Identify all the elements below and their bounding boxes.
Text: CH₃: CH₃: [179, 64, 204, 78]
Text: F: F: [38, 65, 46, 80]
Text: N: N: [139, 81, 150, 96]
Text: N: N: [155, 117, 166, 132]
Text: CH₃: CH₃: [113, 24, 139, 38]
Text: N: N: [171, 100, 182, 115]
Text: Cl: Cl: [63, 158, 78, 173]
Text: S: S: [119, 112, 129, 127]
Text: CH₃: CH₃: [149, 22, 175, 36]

__________

» Task brief
Reproduce the material above verbatim, line for line, preserving every character and number without alteration.

» Solution
Identify all the elements below and their bounding boxes.
Text: CH₃: CH₃: [179, 64, 204, 78]
Text: F: F: [38, 65, 46, 80]
Text: N: N: [139, 81, 150, 96]
Text: N: N: [155, 117, 166, 132]
Text: CH₃: CH₃: [113, 24, 139, 38]
Text: N: N: [171, 100, 182, 115]
Text: Cl: Cl: [63, 158, 78, 173]
Text: S: S: [119, 112, 129, 127]
Text: CH₃: CH₃: [149, 22, 175, 36]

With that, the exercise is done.